INSTRUCTION: The data below should be restated word for word, with every picture omitted.

[Extracted records]
(begin)

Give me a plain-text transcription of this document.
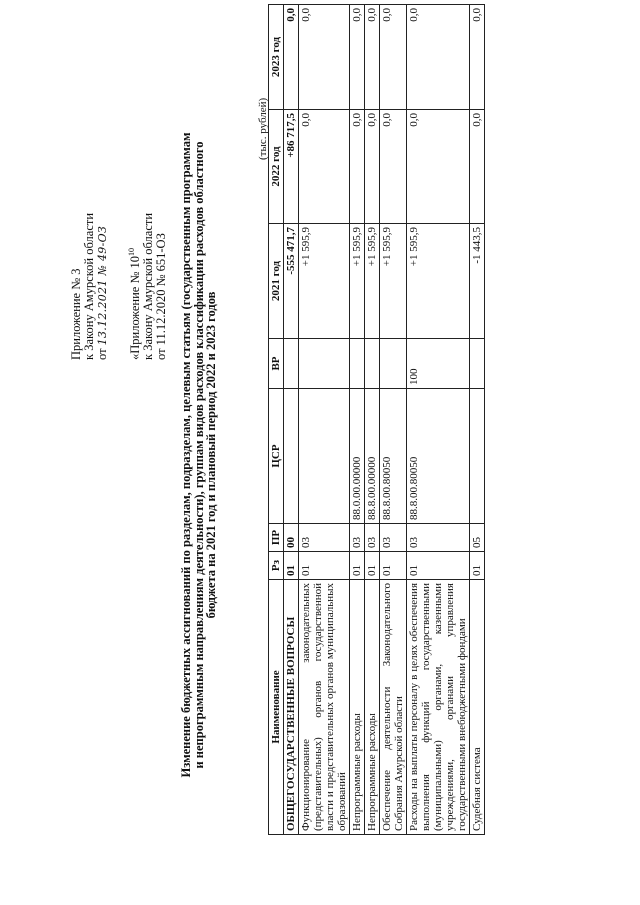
Приложение № 3 к Закону Амурской области от 13.12.2021 № 49-ОЗ «Приложение № $10^{10}$ к Закону Амурской области от 11.12.2020 № 651-ОЗ Изменение бюджетных ассигнований по разделам, подразделам, целевым статьям (государственным программам
и непрограммным направлениям деятельности), группам видов расходов классификации расходов областного
бюджета на 2021 год и плановый период 2022 и 2023 годов
(тыс. рублей)
Наименование	Рз	ПР	ЦСР	ВР	2021 год	2022 год	2023 год
ОБЩЕГОСУДАРСТВЕННЫЕ ВОПРОСЫ	01	00			-555 471,7	+86 717,5	0,0
Функционирование законодательных (представительных) органов государственной власти и представительных органов муниципальных образований	01	03			+1 595,9	0,0	0,0
Непрограммные расходы	01	03	88.0.00.00000		+1 595,9	0,0	0,0
Непрограммные расходы	01	03	88.8.00.00000		+1 595,9	0,0	0,0
Обеспечение деятельности Законодательного Собрания Амурской области	01	03	88.8.00.80050		+1 595,9	0,0	0,0
Расходы на выплаты персоналу в целях обеспечения выполнения функций государственными (муниципальными) органами, казенными учреждениями, органами управления государственными внебюджетными фондами	01	03	88.8.00.80050	100	+1 595,9	0,0	0,0
Судебная система	01	05			-1 443,5	0,0	0,0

(end)

WRITTEN SOLUTION:
Give me a plain-text transcription of this document.
Приложение № 3 к Закону Амурской области от 13.12.2021 № 49-ОЗ «Приложение № $10^{10}$ к Закону Амурской области от 11.12.2020 № 651-ОЗ Изменение бюджетных ассигнований по разделам, подразделам, целевым статьям (государственным программам
и непрограммным направлениям деятельности), группам видов расходов классификации расходов областного
бюджета на 2021 год и плановый период 2022 и 2023 годов
(тыс. рублей)
Наименование	Рз	ПР	ЦСР	ВР	2021 год	2022 год	2023 год
ОБЩЕГОСУДАРСТВЕННЫЕ ВОПРОСЫ	01	00			-555 471,7	+86 717,5	0,0
Функционирование законодательных (представительных) органов государственной власти и представительных органов муниципальных образований	01	03			+1 595,9	0,0	0,0
Непрограммные расходы	01	03	88.0.00.00000		+1 595,9	0,0	0,0
Непрограммные расходы	01	03	88.8.00.00000		+1 595,9	0,0	0,0
Обеспечение деятельности Законодательного Собрания Амурской области	01	03	88.8.00.80050		+1 595,9	0,0	0,0
Расходы на выплаты персоналу в целях обеспечения выполнения функций государственными (муниципальными) органами, казенными учреждениями, органами управления государственными внебюджетными фондами	01	03	88.8.00.80050	100	+1 595,9	0,0	0,0
Судебная система	01	05			-1 443,5	0,0	0,0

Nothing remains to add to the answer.